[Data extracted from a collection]
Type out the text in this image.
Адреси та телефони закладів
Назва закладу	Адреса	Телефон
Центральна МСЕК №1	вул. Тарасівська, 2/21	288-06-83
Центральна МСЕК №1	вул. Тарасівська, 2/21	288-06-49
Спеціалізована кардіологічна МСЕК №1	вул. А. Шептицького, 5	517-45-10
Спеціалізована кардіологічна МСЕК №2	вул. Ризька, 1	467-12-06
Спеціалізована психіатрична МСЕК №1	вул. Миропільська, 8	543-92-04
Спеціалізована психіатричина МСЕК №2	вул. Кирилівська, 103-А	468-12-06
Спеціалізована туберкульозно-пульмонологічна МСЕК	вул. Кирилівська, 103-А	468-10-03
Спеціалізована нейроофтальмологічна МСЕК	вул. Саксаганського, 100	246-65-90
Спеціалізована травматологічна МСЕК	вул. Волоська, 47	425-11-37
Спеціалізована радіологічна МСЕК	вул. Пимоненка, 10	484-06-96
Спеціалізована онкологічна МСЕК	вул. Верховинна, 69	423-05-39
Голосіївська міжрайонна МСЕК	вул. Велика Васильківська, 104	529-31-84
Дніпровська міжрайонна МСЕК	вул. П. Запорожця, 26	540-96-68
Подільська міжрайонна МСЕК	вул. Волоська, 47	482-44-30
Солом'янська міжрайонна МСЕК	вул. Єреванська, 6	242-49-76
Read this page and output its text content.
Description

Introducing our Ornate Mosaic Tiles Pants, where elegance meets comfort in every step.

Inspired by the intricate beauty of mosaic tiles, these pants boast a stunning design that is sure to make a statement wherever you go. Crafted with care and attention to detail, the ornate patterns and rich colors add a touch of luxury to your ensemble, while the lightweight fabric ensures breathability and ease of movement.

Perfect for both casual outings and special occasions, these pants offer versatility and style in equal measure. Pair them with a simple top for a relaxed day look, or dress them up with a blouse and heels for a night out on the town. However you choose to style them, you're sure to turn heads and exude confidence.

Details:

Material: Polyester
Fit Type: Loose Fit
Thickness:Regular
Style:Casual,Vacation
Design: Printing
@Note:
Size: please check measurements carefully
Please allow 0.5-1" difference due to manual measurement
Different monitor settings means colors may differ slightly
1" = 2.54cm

PROBLEM TO WORK ON: Every line above should be written out again exactly as it stands.

CORRECT RESULT:
Type out the text in this image.
Адреси та телефони закладів
Назва закладу	Адреса	Телефон
Центральна МСЕК №1	вул. Тарасівська, 2/21	288-06-83
Центральна МСЕК №1	вул. Тарасівська, 2/21	288-06-49
Спеціалізована кардіологічна МСЕК №1	вул. А. Шептицького, 5	517-45-10
Спеціалізована кардіологічна МСЕК №2	вул. Ризька, 1	467-12-06
Спеціалізована психіатрична МСЕК №1	вул. Миропільська, 8	543-92-04
Спеціалізована психіатричина МСЕК №2	вул. Кирилівська, 103-А	468-12-06
Спеціалізована туберкульозно-пульмонологічна МСЕК	вул. Кирилівська, 103-А	468-10-03
Спеціалізована нейроофтальмологічна МСЕК	вул. Саксаганського, 100	246-65-90
Спеціалізована травматологічна МСЕК	вул. Волоська, 47	425-11-37
Спеціалізована радіологічна МСЕК	вул. Пимоненка, 10	484-06-96
Спеціалізована онкологічна МСЕК	вул. Верховинна, 69	423-05-39
Голосіївська міжрайонна МСЕК	вул. Велика Васильківська, 104	529-31-84
Дніпровська міжрайонна МСЕК	вул. П. Запорожця, 26	540-96-68
Подільська міжрайонна МСЕК	вул. Волоська, 47	482-44-30
Солом'янська міжрайонна МСЕК	вул. Єреванська, 6	242-49-76
Read this page and output its text content.
Description

Introducing our Ornate Mosaic Tiles Pants, where elegance meets comfort in every step.

Inspired by the intricate beauty of mosaic tiles, these pants boast a stunning design that is sure to make a statement wherever you go. Crafted with care and attention to detail, the ornate patterns and rich colors add a touch of luxury to your ensemble, while the lightweight fabric ensures breathability and ease of movement.

Perfect for both casual outings and special occasions, these pants offer versatility and style in equal measure. Pair them with a simple top for a relaxed day look, or dress them up with a blouse and heels for a night out on the town. However you choose to style them, you're sure to turn heads and exude confidence.

Details:

Material: Polyester
Fit Type: Loose Fit
Thickness:Regular
Style:Casual,Vacation
Design: Printing
@Note:
Size: please check measurements carefully
Please allow 0.5-1" difference due to manual measurement
Different monitor settings means colors may differ slightly
1" = 2.54cm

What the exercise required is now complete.